* [Stated goal]
Extract the full listing below without altering a single character.
++++++
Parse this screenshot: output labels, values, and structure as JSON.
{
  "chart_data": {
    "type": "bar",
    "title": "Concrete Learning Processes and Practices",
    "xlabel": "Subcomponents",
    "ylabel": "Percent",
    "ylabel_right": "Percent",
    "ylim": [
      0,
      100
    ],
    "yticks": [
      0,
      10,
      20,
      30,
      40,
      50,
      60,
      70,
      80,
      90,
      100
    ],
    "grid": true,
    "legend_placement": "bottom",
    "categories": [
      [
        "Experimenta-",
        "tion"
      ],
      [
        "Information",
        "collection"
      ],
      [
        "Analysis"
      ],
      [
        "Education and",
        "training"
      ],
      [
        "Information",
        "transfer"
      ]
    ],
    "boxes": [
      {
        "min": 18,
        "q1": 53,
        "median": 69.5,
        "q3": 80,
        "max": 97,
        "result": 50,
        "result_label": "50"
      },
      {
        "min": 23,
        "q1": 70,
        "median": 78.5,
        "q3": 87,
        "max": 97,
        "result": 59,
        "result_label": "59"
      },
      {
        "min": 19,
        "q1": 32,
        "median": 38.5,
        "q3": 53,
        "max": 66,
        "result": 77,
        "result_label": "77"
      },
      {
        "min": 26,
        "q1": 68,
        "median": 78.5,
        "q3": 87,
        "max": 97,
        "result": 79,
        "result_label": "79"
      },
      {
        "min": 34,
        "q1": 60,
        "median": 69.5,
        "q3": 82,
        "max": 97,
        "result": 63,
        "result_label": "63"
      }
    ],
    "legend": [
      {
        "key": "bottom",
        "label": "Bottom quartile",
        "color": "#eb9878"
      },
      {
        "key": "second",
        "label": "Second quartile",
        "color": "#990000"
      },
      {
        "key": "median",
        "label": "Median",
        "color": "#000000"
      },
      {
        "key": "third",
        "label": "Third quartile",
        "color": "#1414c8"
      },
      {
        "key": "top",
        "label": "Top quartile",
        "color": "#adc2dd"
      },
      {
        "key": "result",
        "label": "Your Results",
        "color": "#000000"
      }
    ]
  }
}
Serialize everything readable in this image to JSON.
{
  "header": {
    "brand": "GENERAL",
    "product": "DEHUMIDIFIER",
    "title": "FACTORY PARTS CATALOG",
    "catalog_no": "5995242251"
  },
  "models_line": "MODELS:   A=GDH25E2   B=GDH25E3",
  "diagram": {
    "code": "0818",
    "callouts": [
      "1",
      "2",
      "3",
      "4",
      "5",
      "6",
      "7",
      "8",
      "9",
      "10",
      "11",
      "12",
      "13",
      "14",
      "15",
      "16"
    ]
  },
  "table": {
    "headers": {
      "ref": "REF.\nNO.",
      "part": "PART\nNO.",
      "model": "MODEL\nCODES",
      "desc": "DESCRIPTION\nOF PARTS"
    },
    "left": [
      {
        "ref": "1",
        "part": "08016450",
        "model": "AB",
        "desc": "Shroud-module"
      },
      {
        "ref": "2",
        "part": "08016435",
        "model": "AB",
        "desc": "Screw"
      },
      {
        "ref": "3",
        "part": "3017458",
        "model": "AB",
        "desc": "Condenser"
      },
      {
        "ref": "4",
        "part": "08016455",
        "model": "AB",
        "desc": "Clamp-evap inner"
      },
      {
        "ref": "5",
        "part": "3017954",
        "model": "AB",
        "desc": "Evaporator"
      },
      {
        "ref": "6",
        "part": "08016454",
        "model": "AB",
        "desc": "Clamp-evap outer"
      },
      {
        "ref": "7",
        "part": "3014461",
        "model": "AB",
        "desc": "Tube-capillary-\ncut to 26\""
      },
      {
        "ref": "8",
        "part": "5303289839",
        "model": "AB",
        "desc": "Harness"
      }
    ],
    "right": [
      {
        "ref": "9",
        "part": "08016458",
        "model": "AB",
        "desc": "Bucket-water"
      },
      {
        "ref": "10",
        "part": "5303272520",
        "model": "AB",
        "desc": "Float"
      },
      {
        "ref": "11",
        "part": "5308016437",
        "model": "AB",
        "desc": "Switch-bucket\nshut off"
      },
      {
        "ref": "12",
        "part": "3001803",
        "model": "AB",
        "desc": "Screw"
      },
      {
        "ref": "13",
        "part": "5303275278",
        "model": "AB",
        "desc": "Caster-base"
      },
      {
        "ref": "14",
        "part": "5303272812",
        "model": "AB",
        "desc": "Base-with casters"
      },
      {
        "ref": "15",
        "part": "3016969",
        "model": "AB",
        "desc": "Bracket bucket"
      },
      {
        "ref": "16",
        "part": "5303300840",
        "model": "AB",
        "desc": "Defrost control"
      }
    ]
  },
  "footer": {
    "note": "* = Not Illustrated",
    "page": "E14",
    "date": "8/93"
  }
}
++++++
* [Worked solution]
Parse this screenshot: output labels, values, and structure as JSON.
{
  "chart_data": {
    "type": "bar",
    "title": "Concrete Learning Processes and Practices",
    "xlabel": "Subcomponents",
    "ylabel": "Percent",
    "ylabel_right": "Percent",
    "ylim": [
      0,
      100
    ],
    "yticks": [
      0,
      10,
      20,
      30,
      40,
      50,
      60,
      70,
      80,
      90,
      100
    ],
    "grid": true,
    "legend_placement": "bottom",
    "categories": [
      [
        "Experimenta-",
        "tion"
      ],
      [
        "Information",
        "collection"
      ],
      [
        "Analysis"
      ],
      [
        "Education and",
        "training"
      ],
      [
        "Information",
        "transfer"
      ]
    ],
    "boxes": [
      {
        "min": 18,
        "q1": 53,
        "median": 69.5,
        "q3": 80,
        "max": 97,
        "result": 50,
        "result_label": "50"
      },
      {
        "min": 23,
        "q1": 70,
        "median": 78.5,
        "q3": 87,
        "max": 97,
        "result": 59,
        "result_label": "59"
      },
      {
        "min": 19,
        "q1": 32,
        "median": 38.5,
        "q3": 53,
        "max": 66,
        "result": 77,
        "result_label": "77"
      },
      {
        "min": 26,
        "q1": 68,
        "median": 78.5,
        "q3": 87,
        "max": 97,
        "result": 79,
        "result_label": "79"
      },
      {
        "min": 34,
        "q1": 60,
        "median": 69.5,
        "q3": 82,
        "max": 97,
        "result": 63,
        "result_label": "63"
      }
    ],
    "legend": [
      {
        "key": "bottom",
        "label": "Bottom quartile",
        "color": "#eb9878"
      },
      {
        "key": "second",
        "label": "Second quartile",
        "color": "#990000"
      },
      {
        "key": "median",
        "label": "Median",
        "color": "#000000"
      },
      {
        "key": "third",
        "label": "Third quartile",
        "color": "#1414c8"
      },
      {
        "key": "top",
        "label": "Top quartile",
        "color": "#adc2dd"
      },
      {
        "key": "result",
        "label": "Your Results",
        "color": "#000000"
      }
    ]
  }
}
Serialize everything readable in this image to JSON.
{
  "header": {
    "brand": "GENERAL",
    "product": "DEHUMIDIFIER",
    "title": "FACTORY PARTS CATALOG",
    "catalog_no": "5995242251"
  },
  "models_line": "MODELS:   A=GDH25E2   B=GDH25E3",
  "diagram": {
    "code": "0818",
    "callouts": [
      "1",
      "2",
      "3",
      "4",
      "5",
      "6",
      "7",
      "8",
      "9",
      "10",
      "11",
      "12",
      "13",
      "14",
      "15",
      "16"
    ]
  },
  "table": {
    "headers": {
      "ref": "REF.\nNO.",
      "part": "PART\nNO.",
      "model": "MODEL\nCODES",
      "desc": "DESCRIPTION\nOF PARTS"
    },
    "left": [
      {
        "ref": "1",
        "part": "08016450",
        "model": "AB",
        "desc": "Shroud-module"
      },
      {
        "ref": "2",
        "part": "08016435",
        "model": "AB",
        "desc": "Screw"
      },
      {
        "ref": "3",
        "part": "3017458",
        "model": "AB",
        "desc": "Condenser"
      },
      {
        "ref": "4",
        "part": "08016455",
        "model": "AB",
        "desc": "Clamp-evap inner"
      },
      {
        "ref": "5",
        "part": "3017954",
        "model": "AB",
        "desc": "Evaporator"
      },
      {
        "ref": "6",
        "part": "08016454",
        "model": "AB",
        "desc": "Clamp-evap outer"
      },
      {
        "ref": "7",
        "part": "3014461",
        "model": "AB",
        "desc": "Tube-capillary-\ncut to 26\""
      },
      {
        "ref": "8",
        "part": "5303289839",
        "model": "AB",
        "desc": "Harness"
      }
    ],
    "right": [
      {
        "ref": "9",
        "part": "08016458",
        "model": "AB",
        "desc": "Bucket-water"
      },
      {
        "ref": "10",
        "part": "5303272520",
        "model": "AB",
        "desc": "Float"
      },
      {
        "ref": "11",
        "part": "5308016437",
        "model": "AB",
        "desc": "Switch-bucket\nshut off"
      },
      {
        "ref": "12",
        "part": "3001803",
        "model": "AB",
        "desc": "Screw"
      },
      {
        "ref": "13",
        "part": "5303275278",
        "model": "AB",
        "desc": "Caster-base"
      },
      {
        "ref": "14",
        "part": "5303272812",
        "model": "AB",
        "desc": "Base-with casters"
      },
      {
        "ref": "15",
        "part": "3016969",
        "model": "AB",
        "desc": "Bracket bucket"
      },
      {
        "ref": "16",
        "part": "5303300840",
        "model": "AB",
        "desc": "Defrost control"
      }
    ]
  },
  "footer": {
    "note": "* = Not Illustrated",
    "page": "E14",
    "date": "8/93"
  }
}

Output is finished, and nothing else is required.